▶ REQUIRED TASK
Show all lines holding "JSON".

BEGIN PROVIDED RECORDS

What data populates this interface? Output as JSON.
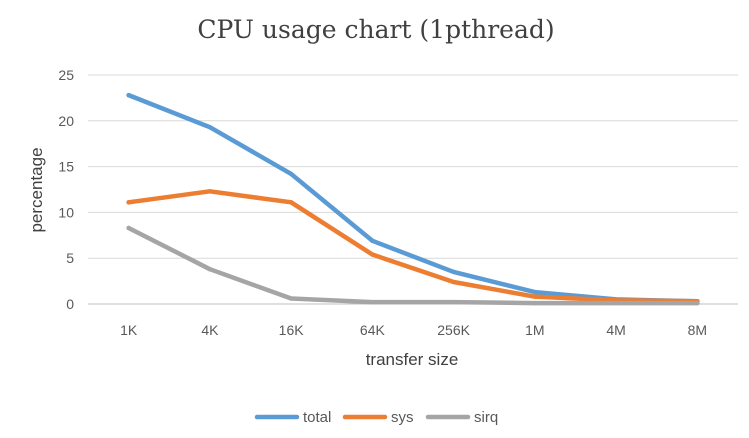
{
  "chart_data": {
    "type": "line",
    "title": "CPU usage chart (1pthread)",
    "xlabel": "transfer size",
    "ylabel": "percentage",
    "categories": [
      "1K",
      "4K",
      "16K",
      "64K",
      "256K",
      "1M",
      "4M",
      "8M"
    ],
    "ylim": [
      0,
      25
    ],
    "yticks": [
      0,
      5,
      10,
      15,
      20,
      25
    ],
    "grid": true,
    "legend": "bottom",
    "series": [
      {
        "name": "total",
        "color": "#5B9BD5",
        "values": [
          22.8,
          19.3,
          14.2,
          6.9,
          3.5,
          1.3,
          0.5,
          0.3
        ]
      },
      {
        "name": "sys",
        "color": "#ED7D31",
        "values": [
          11.1,
          12.3,
          11.1,
          5.4,
          2.4,
          0.8,
          0.4,
          0.3
        ]
      },
      {
        "name": "sirq",
        "color": "#A5A5A5",
        "values": [
          8.3,
          3.8,
          0.6,
          0.2,
          0.2,
          0.1,
          0.1,
          0.1
        ]
      }
    ]
  }
}
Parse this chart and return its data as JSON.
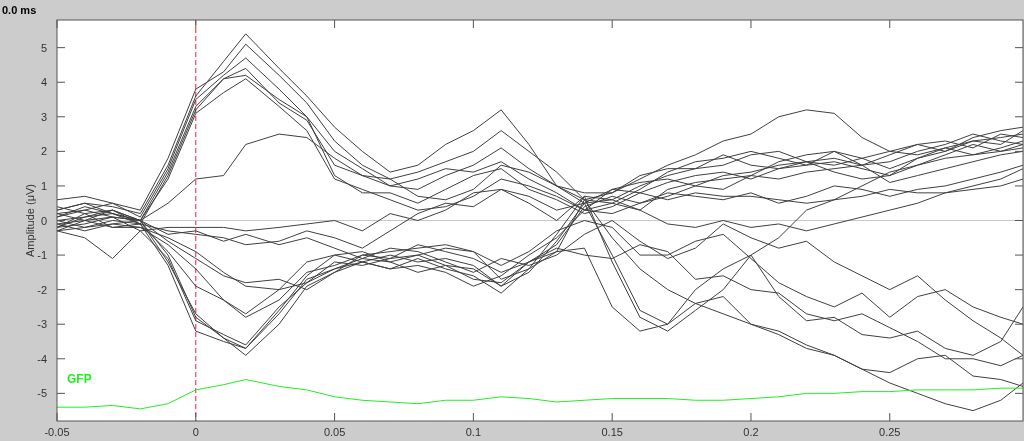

END PROVIDED RECORDS

▶ EXERCISE ANSWER
What data populates this interface? Output as JSON.
Parse this chart and return its data as JSON.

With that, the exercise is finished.